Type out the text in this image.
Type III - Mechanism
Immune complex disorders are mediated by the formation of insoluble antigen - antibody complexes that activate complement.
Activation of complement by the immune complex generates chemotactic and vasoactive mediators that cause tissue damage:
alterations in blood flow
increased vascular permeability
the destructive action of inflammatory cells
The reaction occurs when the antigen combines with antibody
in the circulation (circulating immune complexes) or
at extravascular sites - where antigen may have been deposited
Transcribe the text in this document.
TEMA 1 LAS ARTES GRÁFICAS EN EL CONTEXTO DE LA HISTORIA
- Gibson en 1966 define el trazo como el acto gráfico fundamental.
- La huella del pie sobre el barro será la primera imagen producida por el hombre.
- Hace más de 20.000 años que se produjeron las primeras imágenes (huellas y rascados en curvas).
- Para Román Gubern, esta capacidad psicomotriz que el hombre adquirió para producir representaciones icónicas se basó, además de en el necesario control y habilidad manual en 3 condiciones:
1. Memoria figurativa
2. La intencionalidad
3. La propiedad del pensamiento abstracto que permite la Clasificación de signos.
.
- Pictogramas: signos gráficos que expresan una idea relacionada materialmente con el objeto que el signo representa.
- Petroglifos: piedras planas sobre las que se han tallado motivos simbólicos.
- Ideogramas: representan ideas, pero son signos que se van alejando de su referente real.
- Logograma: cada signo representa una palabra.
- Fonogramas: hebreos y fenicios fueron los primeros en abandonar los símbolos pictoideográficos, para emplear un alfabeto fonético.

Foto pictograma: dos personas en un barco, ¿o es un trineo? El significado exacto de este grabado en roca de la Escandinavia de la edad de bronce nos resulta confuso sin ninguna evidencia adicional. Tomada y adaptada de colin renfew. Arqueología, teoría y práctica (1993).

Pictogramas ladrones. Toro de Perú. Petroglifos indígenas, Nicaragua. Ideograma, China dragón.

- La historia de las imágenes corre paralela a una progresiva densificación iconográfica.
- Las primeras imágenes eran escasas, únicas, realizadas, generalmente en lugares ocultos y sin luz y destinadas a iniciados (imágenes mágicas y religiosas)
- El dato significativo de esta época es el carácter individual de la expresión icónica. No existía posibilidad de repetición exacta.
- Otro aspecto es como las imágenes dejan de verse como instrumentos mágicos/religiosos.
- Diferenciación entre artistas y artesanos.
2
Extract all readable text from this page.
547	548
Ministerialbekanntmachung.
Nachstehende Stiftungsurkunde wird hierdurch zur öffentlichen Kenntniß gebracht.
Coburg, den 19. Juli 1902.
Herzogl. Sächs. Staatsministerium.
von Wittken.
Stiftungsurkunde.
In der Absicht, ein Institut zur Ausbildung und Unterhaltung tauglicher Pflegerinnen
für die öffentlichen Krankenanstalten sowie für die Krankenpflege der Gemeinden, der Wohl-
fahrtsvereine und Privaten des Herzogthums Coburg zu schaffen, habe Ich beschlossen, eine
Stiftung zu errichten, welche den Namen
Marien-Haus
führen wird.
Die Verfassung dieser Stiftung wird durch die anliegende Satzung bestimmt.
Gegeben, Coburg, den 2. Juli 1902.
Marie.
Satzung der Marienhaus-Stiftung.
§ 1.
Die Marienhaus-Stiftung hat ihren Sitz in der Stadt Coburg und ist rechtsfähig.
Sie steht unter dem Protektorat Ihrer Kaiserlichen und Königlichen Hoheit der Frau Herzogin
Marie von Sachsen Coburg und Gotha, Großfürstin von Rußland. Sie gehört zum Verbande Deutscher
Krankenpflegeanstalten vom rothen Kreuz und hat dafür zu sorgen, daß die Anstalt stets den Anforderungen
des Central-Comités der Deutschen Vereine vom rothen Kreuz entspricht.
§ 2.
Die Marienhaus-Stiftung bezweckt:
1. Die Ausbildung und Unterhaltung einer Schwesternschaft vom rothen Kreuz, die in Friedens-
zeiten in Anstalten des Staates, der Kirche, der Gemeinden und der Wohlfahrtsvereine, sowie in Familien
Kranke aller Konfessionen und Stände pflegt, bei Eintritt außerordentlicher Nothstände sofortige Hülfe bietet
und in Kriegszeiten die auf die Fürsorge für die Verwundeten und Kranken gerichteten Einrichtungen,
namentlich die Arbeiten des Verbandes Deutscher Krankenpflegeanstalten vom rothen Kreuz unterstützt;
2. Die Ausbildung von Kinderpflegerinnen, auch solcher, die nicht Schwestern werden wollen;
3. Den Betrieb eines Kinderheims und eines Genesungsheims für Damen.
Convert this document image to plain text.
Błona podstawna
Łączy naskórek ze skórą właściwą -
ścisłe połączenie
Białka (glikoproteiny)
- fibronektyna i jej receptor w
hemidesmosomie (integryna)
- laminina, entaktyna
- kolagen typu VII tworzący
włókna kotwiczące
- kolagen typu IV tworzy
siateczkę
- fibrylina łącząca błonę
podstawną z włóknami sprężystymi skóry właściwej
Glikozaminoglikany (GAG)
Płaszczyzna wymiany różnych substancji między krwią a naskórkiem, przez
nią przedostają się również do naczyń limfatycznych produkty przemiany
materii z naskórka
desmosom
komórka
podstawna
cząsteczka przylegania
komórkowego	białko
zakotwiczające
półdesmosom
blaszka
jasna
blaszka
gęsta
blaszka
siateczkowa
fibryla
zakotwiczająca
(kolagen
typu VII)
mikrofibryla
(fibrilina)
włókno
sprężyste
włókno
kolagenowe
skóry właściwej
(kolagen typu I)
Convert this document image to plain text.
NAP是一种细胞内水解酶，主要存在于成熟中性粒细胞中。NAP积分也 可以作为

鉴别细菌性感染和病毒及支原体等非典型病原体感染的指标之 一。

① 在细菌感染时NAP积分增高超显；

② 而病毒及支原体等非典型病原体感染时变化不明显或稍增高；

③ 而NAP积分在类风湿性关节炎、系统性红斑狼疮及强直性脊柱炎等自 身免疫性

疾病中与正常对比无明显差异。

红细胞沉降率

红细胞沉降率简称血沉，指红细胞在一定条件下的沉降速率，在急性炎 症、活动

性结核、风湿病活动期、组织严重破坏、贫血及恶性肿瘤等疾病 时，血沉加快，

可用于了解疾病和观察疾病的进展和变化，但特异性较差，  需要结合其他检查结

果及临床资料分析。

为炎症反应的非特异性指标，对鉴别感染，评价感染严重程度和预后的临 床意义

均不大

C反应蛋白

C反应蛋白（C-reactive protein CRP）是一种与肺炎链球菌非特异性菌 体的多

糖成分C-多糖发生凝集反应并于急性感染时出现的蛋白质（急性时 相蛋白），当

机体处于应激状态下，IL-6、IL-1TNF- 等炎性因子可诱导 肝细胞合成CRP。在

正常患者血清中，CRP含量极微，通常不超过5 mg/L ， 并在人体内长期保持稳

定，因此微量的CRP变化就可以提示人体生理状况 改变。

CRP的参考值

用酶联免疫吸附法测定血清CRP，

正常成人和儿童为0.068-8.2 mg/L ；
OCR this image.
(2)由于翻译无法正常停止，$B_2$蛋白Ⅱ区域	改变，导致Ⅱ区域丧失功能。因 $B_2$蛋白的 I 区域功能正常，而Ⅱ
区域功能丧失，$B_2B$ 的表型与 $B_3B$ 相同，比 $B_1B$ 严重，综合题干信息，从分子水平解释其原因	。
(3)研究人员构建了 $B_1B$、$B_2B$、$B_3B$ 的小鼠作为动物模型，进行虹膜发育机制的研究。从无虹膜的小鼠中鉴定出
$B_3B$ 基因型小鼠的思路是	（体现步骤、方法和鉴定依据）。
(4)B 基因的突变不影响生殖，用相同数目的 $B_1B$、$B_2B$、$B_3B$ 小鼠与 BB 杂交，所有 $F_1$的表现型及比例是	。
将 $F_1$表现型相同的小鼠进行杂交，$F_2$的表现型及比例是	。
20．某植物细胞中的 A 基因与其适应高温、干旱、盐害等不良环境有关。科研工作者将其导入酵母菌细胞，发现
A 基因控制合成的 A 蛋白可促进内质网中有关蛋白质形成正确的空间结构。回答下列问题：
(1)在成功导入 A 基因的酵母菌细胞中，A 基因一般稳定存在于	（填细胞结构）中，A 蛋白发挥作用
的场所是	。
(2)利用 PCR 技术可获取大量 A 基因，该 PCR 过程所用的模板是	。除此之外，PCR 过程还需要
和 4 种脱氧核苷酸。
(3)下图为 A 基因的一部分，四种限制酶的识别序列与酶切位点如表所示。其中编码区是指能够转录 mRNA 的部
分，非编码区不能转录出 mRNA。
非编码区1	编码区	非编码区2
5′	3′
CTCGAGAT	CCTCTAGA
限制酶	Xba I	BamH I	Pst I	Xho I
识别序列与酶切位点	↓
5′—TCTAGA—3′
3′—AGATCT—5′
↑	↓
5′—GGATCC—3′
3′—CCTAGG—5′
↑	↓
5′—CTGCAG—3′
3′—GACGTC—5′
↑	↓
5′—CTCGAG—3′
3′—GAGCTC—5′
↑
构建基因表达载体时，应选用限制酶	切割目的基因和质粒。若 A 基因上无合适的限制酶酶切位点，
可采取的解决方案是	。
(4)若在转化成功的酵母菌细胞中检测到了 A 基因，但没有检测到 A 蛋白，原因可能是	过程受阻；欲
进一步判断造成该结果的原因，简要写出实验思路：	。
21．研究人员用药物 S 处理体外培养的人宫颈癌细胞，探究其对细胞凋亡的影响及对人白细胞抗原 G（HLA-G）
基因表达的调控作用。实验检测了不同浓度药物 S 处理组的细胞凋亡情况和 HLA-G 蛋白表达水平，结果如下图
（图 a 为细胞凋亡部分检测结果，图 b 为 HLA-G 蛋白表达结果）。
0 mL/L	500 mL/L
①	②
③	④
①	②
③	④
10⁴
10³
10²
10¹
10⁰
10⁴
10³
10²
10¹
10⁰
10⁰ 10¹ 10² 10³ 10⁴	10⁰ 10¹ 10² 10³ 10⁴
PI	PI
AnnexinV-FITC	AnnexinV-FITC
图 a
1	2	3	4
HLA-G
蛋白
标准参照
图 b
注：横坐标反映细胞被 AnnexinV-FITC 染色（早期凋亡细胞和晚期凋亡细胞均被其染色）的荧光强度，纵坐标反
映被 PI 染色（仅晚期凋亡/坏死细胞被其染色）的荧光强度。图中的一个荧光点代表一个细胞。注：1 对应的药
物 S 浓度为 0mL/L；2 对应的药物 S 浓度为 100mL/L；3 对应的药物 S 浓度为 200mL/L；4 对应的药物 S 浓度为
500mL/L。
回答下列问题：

————

What is required: Search the entries for the word "that". Copy each line where it appears.

Task solution:
Immune complex disorders are mediated by the formation of insoluble antigen - antibody complexes that activate complement.
Activation of complement by the immune complex generates chemotactic and vasoactive mediators that cause tissue damage:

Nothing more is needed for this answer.